▸ Problem to solve: Below are some records; reproduce every one of them exactly.

[Recorded data]
========================================

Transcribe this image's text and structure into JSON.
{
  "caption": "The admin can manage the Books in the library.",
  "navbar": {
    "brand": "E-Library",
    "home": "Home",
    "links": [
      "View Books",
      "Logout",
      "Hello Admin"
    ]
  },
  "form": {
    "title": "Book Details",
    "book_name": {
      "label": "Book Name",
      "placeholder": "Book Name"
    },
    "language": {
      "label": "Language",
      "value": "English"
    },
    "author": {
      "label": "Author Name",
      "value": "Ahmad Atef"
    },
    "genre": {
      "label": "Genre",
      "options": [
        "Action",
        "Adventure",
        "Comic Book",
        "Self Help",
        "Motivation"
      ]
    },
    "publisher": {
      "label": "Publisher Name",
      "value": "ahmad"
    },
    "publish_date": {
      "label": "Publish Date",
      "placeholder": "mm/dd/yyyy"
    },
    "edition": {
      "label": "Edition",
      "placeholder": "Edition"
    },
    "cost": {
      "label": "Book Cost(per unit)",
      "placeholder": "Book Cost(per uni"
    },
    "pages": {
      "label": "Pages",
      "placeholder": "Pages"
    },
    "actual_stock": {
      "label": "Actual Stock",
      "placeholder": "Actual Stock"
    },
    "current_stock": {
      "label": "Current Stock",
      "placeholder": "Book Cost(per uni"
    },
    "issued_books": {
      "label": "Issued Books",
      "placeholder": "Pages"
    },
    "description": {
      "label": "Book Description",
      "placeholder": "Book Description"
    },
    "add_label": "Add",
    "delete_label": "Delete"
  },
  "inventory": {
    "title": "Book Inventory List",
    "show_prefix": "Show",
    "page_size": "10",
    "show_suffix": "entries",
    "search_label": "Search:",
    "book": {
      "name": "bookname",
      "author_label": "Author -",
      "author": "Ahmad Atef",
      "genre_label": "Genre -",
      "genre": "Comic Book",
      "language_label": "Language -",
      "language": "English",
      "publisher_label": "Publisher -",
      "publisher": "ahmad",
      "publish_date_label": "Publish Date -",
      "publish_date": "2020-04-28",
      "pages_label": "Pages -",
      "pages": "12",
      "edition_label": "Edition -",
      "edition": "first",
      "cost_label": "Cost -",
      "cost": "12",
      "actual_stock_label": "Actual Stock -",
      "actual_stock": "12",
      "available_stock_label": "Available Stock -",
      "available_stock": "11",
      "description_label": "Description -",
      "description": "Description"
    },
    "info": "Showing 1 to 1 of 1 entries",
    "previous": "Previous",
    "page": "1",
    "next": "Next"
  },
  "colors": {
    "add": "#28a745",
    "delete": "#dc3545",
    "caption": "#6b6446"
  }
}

========================================

▸ Solution to this exercise:
Transcribe this image's text and structure into JSON.
{
  "caption": "The admin can manage the Books in the library.",
  "navbar": {
    "brand": "E-Library",
    "home": "Home",
    "links": [
      "View Books",
      "Logout",
      "Hello Admin"
    ]
  },
  "form": {
    "title": "Book Details",
    "book_name": {
      "label": "Book Name",
      "placeholder": "Book Name"
    },
    "language": {
      "label": "Language",
      "value": "English"
    },
    "author": {
      "label": "Author Name",
      "value": "Ahmad Atef"
    },
    "genre": {
      "label": "Genre",
      "options": [
        "Action",
        "Adventure",
        "Comic Book",
        "Self Help",
        "Motivation"
      ]
    },
    "publisher": {
      "label": "Publisher Name",
      "value": "ahmad"
    },
    "publish_date": {
      "label": "Publish Date",
      "placeholder": "mm/dd/yyyy"
    },
    "edition": {
      "label": "Edition",
      "placeholder": "Edition"
    },
    "cost": {
      "label": "Book Cost(per unit)",
      "placeholder": "Book Cost(per uni"
    },
    "pages": {
      "label": "Pages",
      "placeholder": "Pages"
    },
    "actual_stock": {
      "label": "Actual Stock",
      "placeholder": "Actual Stock"
    },
    "current_stock": {
      "label": "Current Stock",
      "placeholder": "Book Cost(per uni"
    },
    "issued_books": {
      "label": "Issued Books",
      "placeholder": "Pages"
    },
    "description": {
      "label": "Book Description",
      "placeholder": "Book Description"
    },
    "add_label": "Add",
    "delete_label": "Delete"
  },
  "inventory": {
    "title": "Book Inventory List",
    "show_prefix": "Show",
    "page_size": "10",
    "show_suffix": "entries",
    "search_label": "Search:",
    "book": {
      "name": "bookname",
      "author_label": "Author -",
      "author": "Ahmad Atef",
      "genre_label": "Genre -",
      "genre": "Comic Book",
      "language_label": "Language -",
      "language": "English",
      "publisher_label": "Publisher -",
      "publisher": "ahmad",
      "publish_date_label": "Publish Date -",
      "publish_date": "2020-04-28",
      "pages_label": "Pages -",
      "pages": "12",
      "edition_label": "Edition -",
      "edition": "first",
      "cost_label": "Cost -",
      "cost": "12",
      "actual_stock_label": "Actual Stock -",
      "actual_stock": "12",
      "available_stock_label": "Available Stock -",
      "available_stock": "11",
      "description_label": "Description -",
      "description": "Description"
    },
    "info": "Showing 1 to 1 of 1 entries",
    "previous": "Previous",
    "page": "1",
    "next": "Next"
  },
  "colors": {
    "add": "#28a745",
    "delete": "#dc3545",
    "caption": "#6b6446"
  }
}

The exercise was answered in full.